** START MATERIALS PROVIDED **
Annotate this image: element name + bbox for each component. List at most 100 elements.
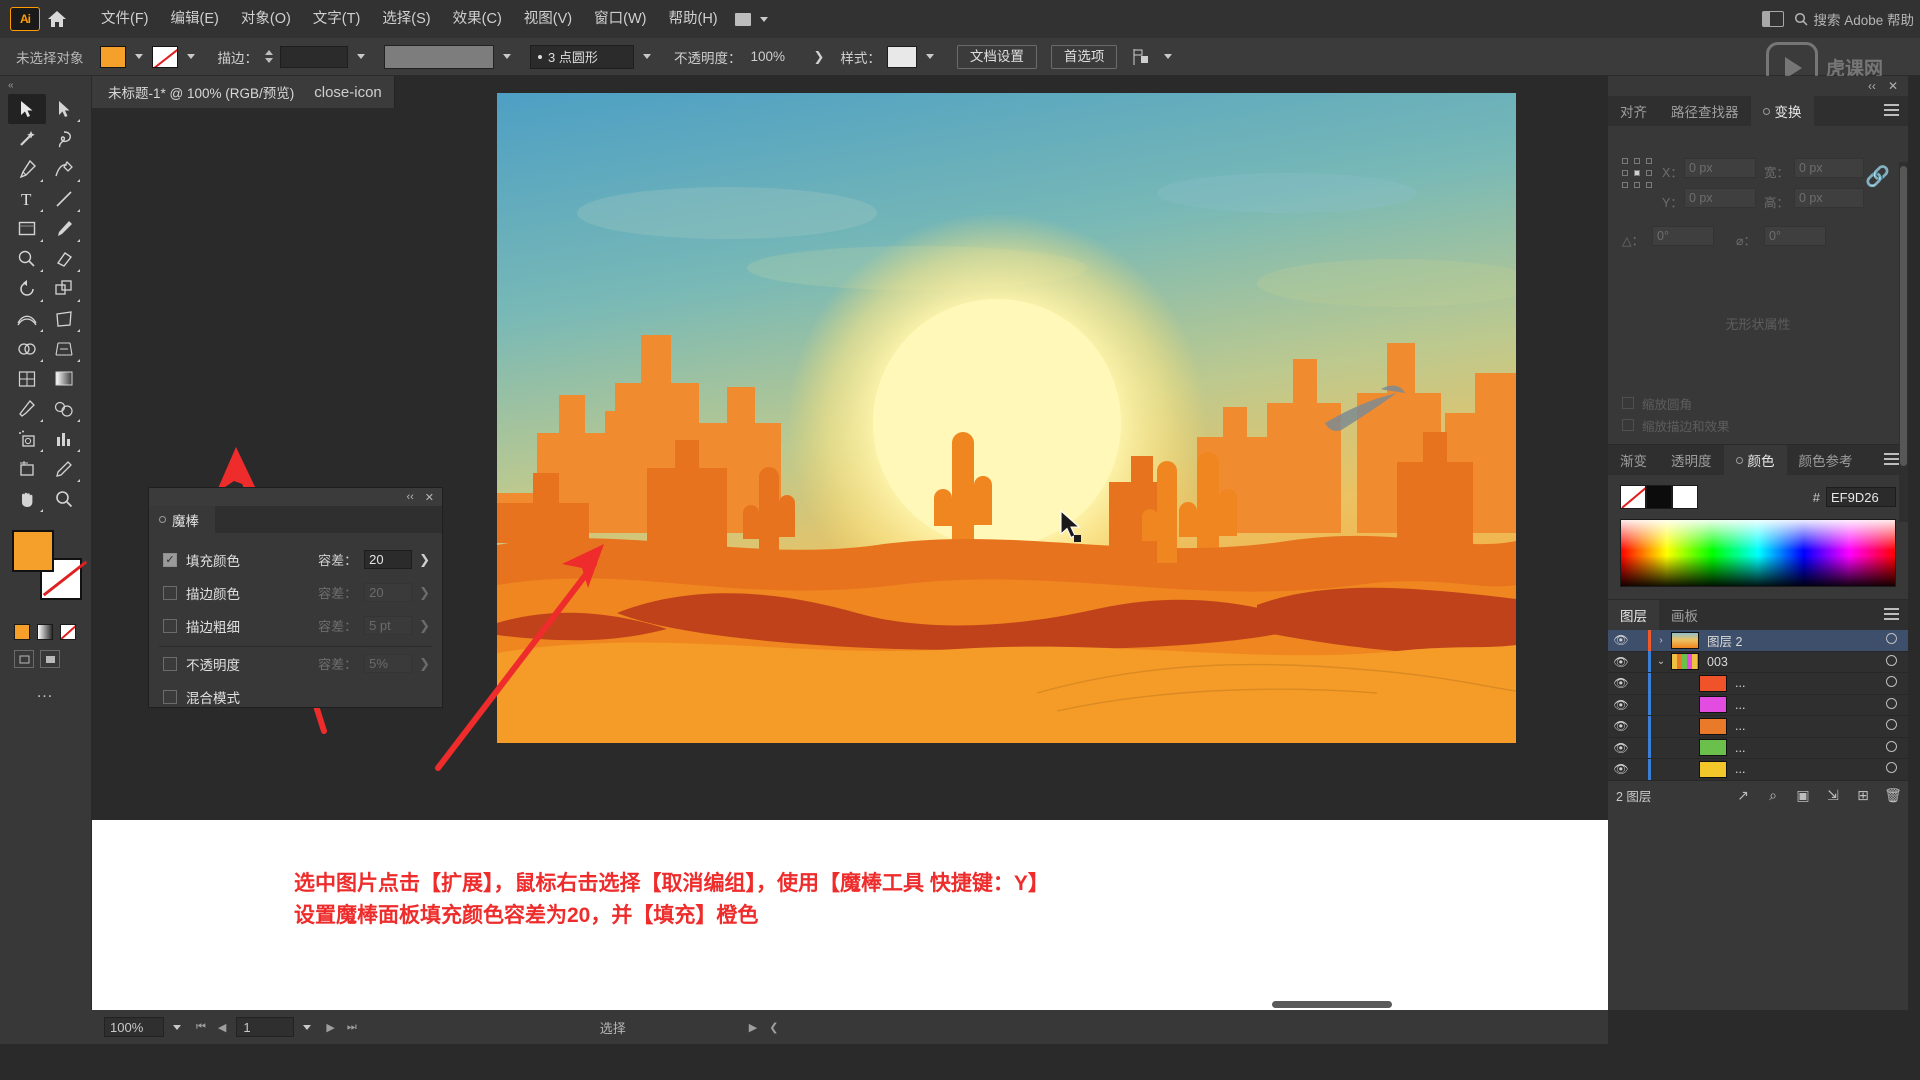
- opacity-expand-icon[interactable]: ❯: [814, 49, 825, 65]
- target-indicator[interactable]: [1874, 697, 1908, 712]
- workspace-switcher-icon[interactable]: [1762, 11, 1785, 27]
- reference-point-selector[interactable]: [1622, 158, 1652, 188]
- hex-field-group[interactable]: # EF9D26: [1813, 487, 1896, 507]
- eyedropper-tool[interactable]: [8, 394, 46, 424]
- scale-strokes-effects-checkbox-row[interactable]: 缩放描边和效果: [1608, 414, 1908, 436]
- document-tab[interactable]: 未标题-1* @ 100% (RGB/预览) close-icon: [92, 76, 395, 108]
- visibility-icon[interactable]: 👁: [1608, 655, 1634, 669]
- scale-strokes-effects-checkbox[interactable]: [1622, 419, 1634, 431]
- stroke-swatch-group[interactable]: [151, 45, 204, 68]
- first-page-icon[interactable]: ⏮: [190, 1021, 212, 1034]
- chevron-down-icon[interactable]: [134, 54, 143, 59]
- stroke-color-swatch[interactable]: [151, 45, 178, 68]
- y-input[interactable]: 0 px: [1684, 188, 1756, 208]
- chevron-down-icon[interactable]: [925, 54, 934, 59]
- menu-file[interactable]: 文件(F): [90, 0, 160, 38]
- paintbrush-tool[interactable]: [46, 214, 84, 244]
- rotate-tool[interactable]: [8, 274, 46, 304]
- magic-wand-panel[interactable]: ‹‹ ✕ 魔棒 ✓ 填充颜色 容差： 20 ❯ 描边颜色 容差： 20 ❯ 描边…: [148, 487, 443, 708]
- brush-definition-dropdown[interactable]: 3 点圆形: [530, 44, 634, 69]
- edit-toolbar-button[interactable]: …: [0, 668, 91, 702]
- status-expand-icon[interactable]: ▶: [743, 1021, 763, 1034]
- hand-tool[interactable]: [8, 484, 46, 514]
- magic-wand-tool[interactable]: [8, 124, 46, 154]
- black-swatch[interactable]: [1646, 485, 1672, 509]
- chevron-down-icon[interactable]: ⌄: [1651, 656, 1671, 667]
- draw-behind-icon[interactable]: [40, 650, 60, 668]
- visibility-icon[interactable]: 👁: [1608, 762, 1634, 776]
- variable-width-profile-dropdown[interactable]: [384, 44, 494, 69]
- x-input[interactable]: 0 px: [1684, 158, 1756, 178]
- row-fill-color[interactable]: ✓ 填充颜色 容差： 20 ❯: [149, 543, 442, 576]
- transform-panel-header[interactable]: ‹‹ ✕: [1608, 76, 1908, 96]
- rectangle-tool[interactable]: [8, 214, 46, 244]
- tab-gradient[interactable]: 渐变: [1608, 445, 1659, 475]
- type-tool[interactable]: T: [8, 184, 46, 214]
- menu-type[interactable]: 文字(T): [302, 0, 372, 38]
- opacity-input[interactable]: 100%: [747, 45, 808, 68]
- eraser-tool[interactable]: [46, 244, 84, 274]
- align-objects-dropdown[interactable]: [1133, 48, 1181, 66]
- target-indicator[interactable]: [1874, 654, 1908, 669]
- next-page-icon[interactable]: ▶: [320, 1021, 340, 1034]
- layer-name[interactable]: 003: [1707, 655, 1874, 669]
- menu-view[interactable]: 视图(V): [513, 0, 583, 38]
- zoom-tool[interactable]: [46, 484, 84, 514]
- tab-layers[interactable]: 图层: [1608, 600, 1659, 630]
- tab-transparency[interactable]: 透明度: [1659, 445, 1724, 475]
- curvature-tool[interactable]: [46, 154, 84, 184]
- make-clipping-mask-icon[interactable]: ▣: [1788, 787, 1818, 804]
- rotate-input[interactable]: 0°: [1652, 226, 1714, 246]
- toolbox-collapse-handle[interactable]: «: [0, 76, 91, 94]
- chevron-down-icon[interactable]: [186, 54, 195, 59]
- target-indicator[interactable]: [1874, 633, 1908, 647]
- opacity-checkbox[interactable]: [163, 656, 177, 671]
- panel-scrollbar[interactable]: [1899, 162, 1908, 522]
- height-input[interactable]: 0 px: [1794, 188, 1864, 208]
- hex-input[interactable]: EF9D26: [1826, 487, 1896, 507]
- arrange-documents-button[interactable]: [734, 12, 774, 26]
- tab-artboards[interactable]: 画板: [1659, 600, 1710, 630]
- target-indicator[interactable]: [1874, 740, 1908, 755]
- scale-tool[interactable]: [46, 274, 84, 304]
- document-setup-button[interactable]: 文档设置: [956, 44, 1037, 69]
- table-row[interactable]: 👁 › 图层 2: [1608, 629, 1908, 652]
- close-icon[interactable]: ✕: [425, 491, 434, 504]
- free-transform-tool[interactable]: [46, 304, 84, 334]
- color-swatch-shortcut[interactable]: [14, 624, 30, 640]
- collapse-icon[interactable]: ‹‹: [1868, 79, 1876, 93]
- tab-align[interactable]: 对齐: [1608, 96, 1659, 126]
- search-help-box[interactable]: 搜索 Adobe 帮助: [1794, 9, 1914, 29]
- layer-name[interactable]: ...: [1735, 719, 1874, 733]
- fill-tolerance-group[interactable]: 容差： 20 ❯: [318, 550, 442, 569]
- panel-menu-icon[interactable]: [1884, 453, 1899, 468]
- preferences-button[interactable]: 首选项: [1050, 44, 1118, 69]
- tab-color-guide[interactable]: 颜色参考: [1787, 445, 1865, 475]
- graphic-style-swatch[interactable]: [886, 45, 917, 68]
- target-indicator[interactable]: [1874, 719, 1908, 733]
- layer-name[interactable]: ...: [1735, 741, 1874, 755]
- chevron-down-icon[interactable]: [357, 54, 365, 59]
- draw-normal-icon[interactable]: [14, 650, 34, 668]
- target-indicator[interactable]: [1874, 676, 1908, 690]
- blend-tool[interactable]: [46, 394, 84, 424]
- visibility-icon[interactable]: 👁: [1608, 698, 1634, 712]
- list-item[interactable]: 👁 ...: [1608, 758, 1908, 781]
- line-segment-tool[interactable]: [46, 184, 84, 214]
- search-icon[interactable]: ⌕: [1758, 787, 1788, 804]
- pen-tool[interactable]: [8, 154, 46, 184]
- none-swatch[interactable]: [1620, 485, 1646, 509]
- new-layer-icon[interactable]: ⊞: [1848, 787, 1878, 804]
- row-stroke-color[interactable]: 描边颜色 容差： 20 ❯: [149, 576, 442, 609]
- menu-select[interactable]: 选择(S): [371, 0, 441, 38]
- tab-color[interactable]: 颜色: [1723, 445, 1787, 475]
- chevron-down-icon[interactable]: [503, 54, 511, 59]
- scale-corners-checkbox-row[interactable]: 缩放圆角: [1608, 392, 1908, 414]
- menu-window[interactable]: 窗口(W): [583, 0, 657, 38]
- zoom-level-input[interactable]: 100%: [104, 1017, 164, 1037]
- layer-name[interactable]: ...: [1735, 762, 1874, 776]
- home-icon[interactable]: [40, 0, 74, 38]
- menu-effect[interactable]: 效果(C): [442, 0, 513, 38]
- scale-corners-checkbox[interactable]: [1622, 397, 1634, 409]
- lasso-tool[interactable]: [46, 124, 84, 154]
** END MATERIALS PROVIDED **
▶ [TASK GOAL] Copy out, without any changes, the part of the items that opens with the line containing "- opacity-expand-icon[interactable]: ❯: [814, 49, 825, 65]" and closes with the line containing "- stroke-swatch-group[interactable]: [151, 45, 204, 68]", including both of those lines.

▶ [CORRECT RESPONSE]
- opacity-expand-icon[interactable]: ❯: [814, 49, 825, 65]
- target-indicator[interactable]: [1874, 697, 1908, 712]
- workspace-switcher-icon[interactable]: [1762, 11, 1785, 27]
- reference-point-selector[interactable]: [1622, 158, 1652, 188]
- hex-field-group[interactable]: # EF9D26: [1813, 487, 1896, 507]
- eyedropper-tool[interactable]: [8, 394, 46, 424]
- scale-strokes-effects-checkbox-row[interactable]: 缩放描边和效果: [1608, 414, 1908, 436]
- document-tab[interactable]: 未标题-1* @ 100% (RGB/预览) close-icon: [92, 76, 395, 108]
- visibility-icon[interactable]: 👁: [1608, 655, 1634, 669]
- scale-strokes-effects-checkbox[interactable]: [1622, 419, 1634, 431]
- stroke-swatch-group[interactable]: [151, 45, 204, 68]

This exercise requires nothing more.